◆ Exercise directions: Without further comment, state how many lines in the listing below contain the word "page".
- - - - - - -
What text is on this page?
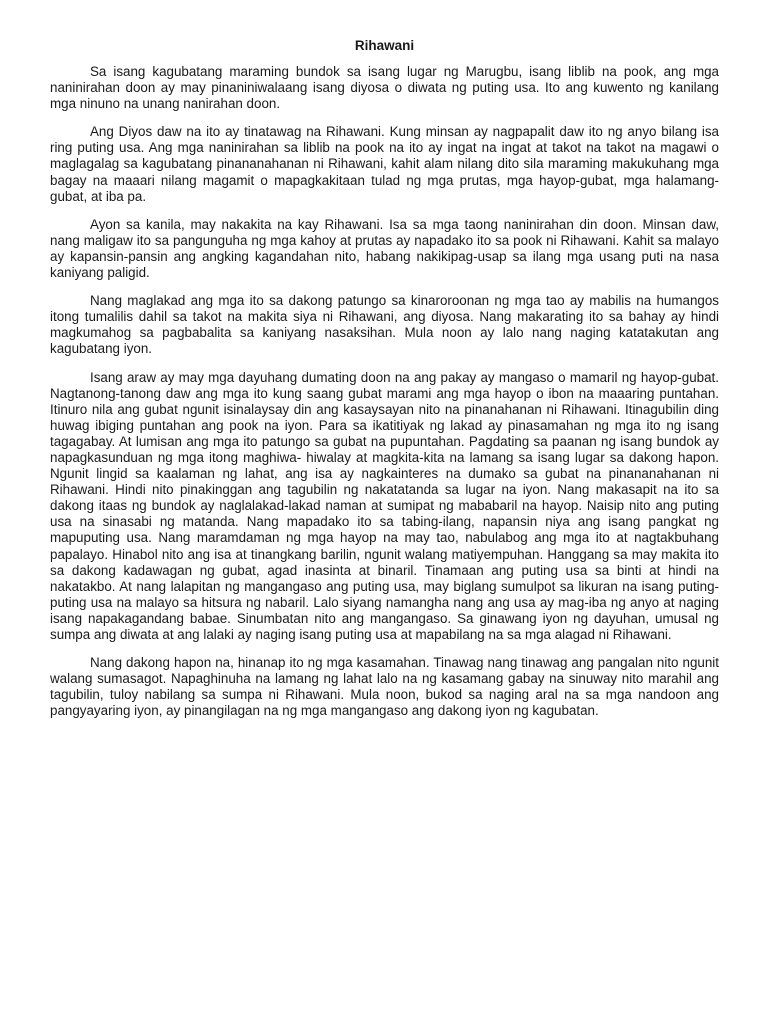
Rihawani

Sa isang kagubatang maraming bundok sa isang lugar ng Marugbu, isang liblib na pook, ang mga naninirahan doon ay may pinaniniwalaang isang diyosa o diwata ng puting usa. Ito ang kuwento ng kanilang mga ninuno na unang nanirahan doon.

Ang Diyos daw na ito ay tinatawag na Rihawani. Kung minsan ay nagpapalit daw ito ng anyo bilang isa ring puting usa. Ang mga naninirahan sa liblib na pook na ito ay ingat na ingat at takot na takot na magawi o maglagalag sa kagubatang pinananahanan ni Rihawani, kahit alam nilang dito sila maraming makukuhang mga bagay na maaari nilang magamit o mapagkakitaan tulad ng mga prutas, mga hayop-gubat, mga halamang- gubat, at iba pa.

Ayon sa kanila, may nakakita na kay Rihawani. Isa sa mga taong naninirahan din doon. Minsan daw, nang maligaw ito sa pangunguha ng mga kahoy at prutas ay napadako ito sa pook ni Rihawani. Kahit sa malayo ay kapansin-pansin ang angking kagandahan nito, habang nakikipag-usap sa ilang mga usang puti na nasa kaniyang paligid.

Nang maglakad ang mga ito sa dakong patungo sa kinaroroonan ng mga tao ay mabilis na humangos itong tumalilis dahil sa takot na makita siya ni Rihawani, ang diyosa. Nang makarating ito sa bahay ay hindi magkumahog sa pagbabalita sa kaniyang nasaksihan. Mula noon ay lalo nang naging katatakutan ang kagubatang iyon.

Isang araw ay may mga dayuhang dumating doon na ang pakay ay mangaso o mamaril ng hayop-gubat. Nagtanong-tanong daw ang mga ito kung saang gubat marami ang mga hayop o ibon na maaaring puntahan. Itinuro nila ang gubat ngunit isinalaysay din ang kasaysayan nito na pinanahanan ni Rihawani. Itinagubilin ding huwag ibiging puntahan ang pook na iyon. Para sa ikatitiyak ng lakad ay pinasamahan ng mga ito ng isang tagagabay. At lumisan ang mga ito patungo sa gubat na pupuntahan. Pagdating sa paanan ng isang bundok ay napagkasunduan ng mga itong maghiwa- hiwalay at magkita-kita na lamang sa isang lugar sa dakong hapon. Ngunit lingid sa kaalaman ng lahat, ang isa ay nagkainteres na dumako sa gubat na pinananahanan ni Rihawani. Hindi nito pinakinggan ang tagubilin ng nakatatanda sa lugar na iyon. Nang makasapit na ito sa dakong itaas ng bundok ay naglalakad-lakad naman at sumipat ng mababaril na hayop. Naisip nito ang puting usa na sinasabi ng matanda. Nang mapadako ito sa tabing-ilang, napansin niya ang isang pangkat ng mapuputing usa. Nang maramdaman ng mga hayop na may tao, nabulabog ang mga ito at nagtakbuhang papalayo. Hinabol nito ang isa at tinangkang barilin, ngunit walang matiyempuhan. Hanggang sa may makita ito sa dakong kadawagan ng gubat, agad inasinta at binaril. Tinamaan ang puting usa sa binti at hindi na nakatakbo. At nang lalapitan ng mangangaso ang puting usa, may biglang sumulpot sa likuran na isang puting-puting usa na malayo sa hitsura ng nabaril. Lalo siyang namangha nang ang usa ay mag-iba ng anyo at naging isang napakagandang babae. Sinumbatan nito ang mangangaso. Sa ginawang iyon ng dayuhan, umusal ng sumpa ang diwata at ang lalaki ay naging isang puting usa at mapabilang na sa mga alagad ni Rihawani.

Nang dakong hapon na, hinanap ito ng mga kasamahan. Tinawag nang tinawag ang pangalan nito ngunit walang sumasagot. Napaghinuha na lamang ng lahat lalo na ng kasamang gabay na sinuway nito marahil ang tagubilin, tuloy nabilang sa sumpa ni Rihawani. Mula noon, bukod sa naging aral na sa mga nandoon ang pangyayaring iyon, ay pinangilagan na ng mga mangangaso ang dakong iyon ng kagubatan.
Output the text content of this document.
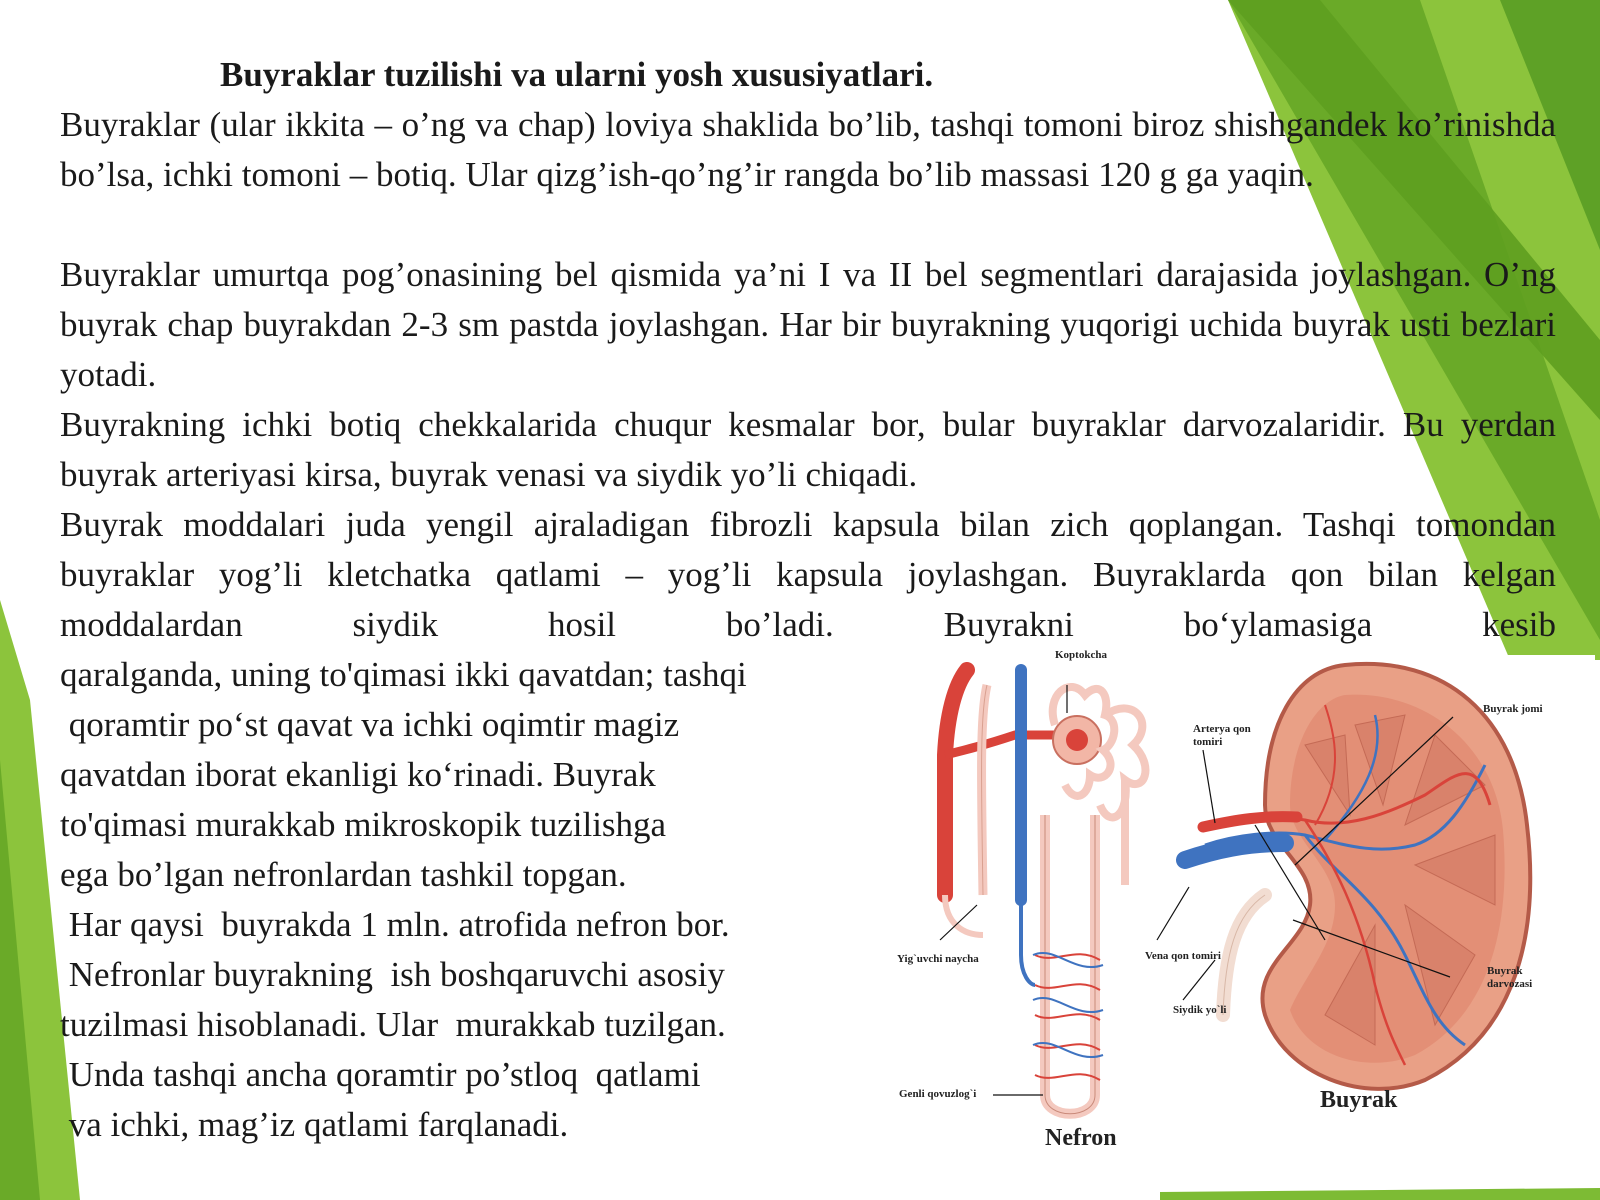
Buyraklar tuzilishi va ularni yosh xususiyatlari.
Buyraklar (ular ikkita – o’ng va chap) loviya shaklida bo’lib, tashqi tomoni biroz shishgandek ko’rinishda bo’lsa, ichki tomoni – botiq. Ular qizg’ish-qo’ng’ir rangda bo’lib massasi 120 g ga yaqin.
Buyraklar umurtqa pog’onasining bel qismida ya’ni I va II bel segmentlari darajasida joylashgan. O’ng buyrak chap buyrakdan 2-3 sm pastda joylashgan. Har bir buyrakning yuqorigi uchida buyrak usti bezlari yotadi.
Buyrakning ichki botiq chekkalarida chuqur kesmalar bor, bular buyraklar darvozalaridir. Bu yerdan buyrak arteriyasi kirsa, buyrak venasi va siydik yo’li chiqadi.
Buyrak moddalari juda yengil ajraladigan fibrozli kapsula bilan zich qoplangan. Tashqi tomondan buyraklar yog’li kletchatka qatlami – yog’li kapsula joylashgan. Buyraklarda qon bilan kelgan moddalardan siydik hosil bo’ladi. Buyrakni bo‘ylamasiga kesib
qaralganda, uning to'qimasi ikki qavatdan; tashqi
qoramtir po‘st qavat va ichki oqimtir magiz
qavatdan iborat ekanligi ko‘rinadi. Buyrak
to'qimasi murakkab mikroskopik tuzilishga
ega bo’lgan nefronlardan tashkil topgan.
Har qaysi  buyrakda 1 mln. atrofida nefron bor.
Nefronlar buyrakning  ish boshqaruvchi asosiy
tuzilmasi hisoblanadi. Ular  murakkab tuzilgan.
Unda tashqi ancha qoramtir po’stloq  qatlami
va ichki, mag’iz qatlami farqlanadi.
Koptokcha
Arterya qon tomiri
Buyrak jomi
Yig`uvchi naycha	Vena qon tomiri
Buyrak darvozasi
Siydik yo`li
Genli qovuzlog`i
Nefron
Buyrak
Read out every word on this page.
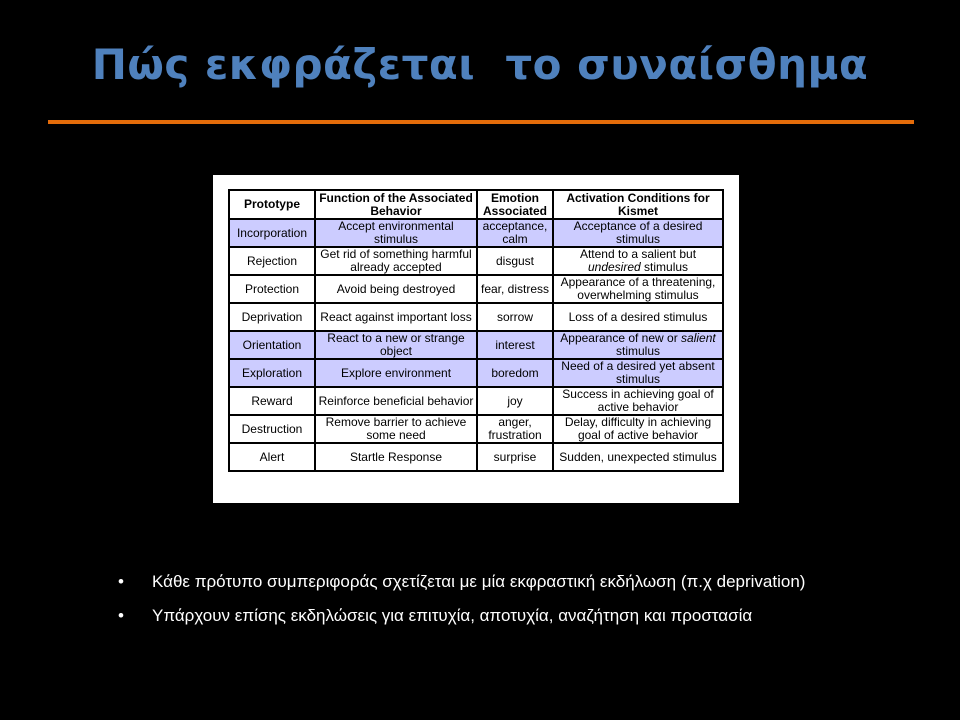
Πώς εκφράζεται  το συναίσθημα
Prototype	Function of the Associated Behavior	Emotion Associated	Activation Conditions for Kismet
Incorporation	Accept environmental stimulus	acceptance, calm	Acceptance of a desired stimulus
Rejection	Get rid of something harmful already accepted	disgust	Attend to a salient but undesired stimulus
Protection	Avoid being destroyed	fear, distress	Appearance of a threatening, overwhelming stimulus
Deprivation	React against important loss	sorrow	Loss of a desired stimulus
Orientation	React to a new or strange object	interest	Appearance of new or salient stimulus
Exploration	Explore environment	boredom	Need of a desired yet absent stimulus
Reward	Reinforce beneficial behavior	joy	Success in achieving goal of active behavior
Destruction	Remove barrier to achieve some need	anger, frustration	Delay, difficulty in achieving goal of active behavior
Alert	Startle Response	surprise	Sudden, unexpected stimulus
•	Κάθε πρότυπο συμπεριφοράς σχετίζεται με μία εκφραστική εκδήλωση (π.χ deprivation)
•	Υπάρχουν επίσης εκδηλώσεις για επιτυχία, αποτυχία, αναζήτηση και προστασία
- - - - - - -
◆ Solution to this problem: 2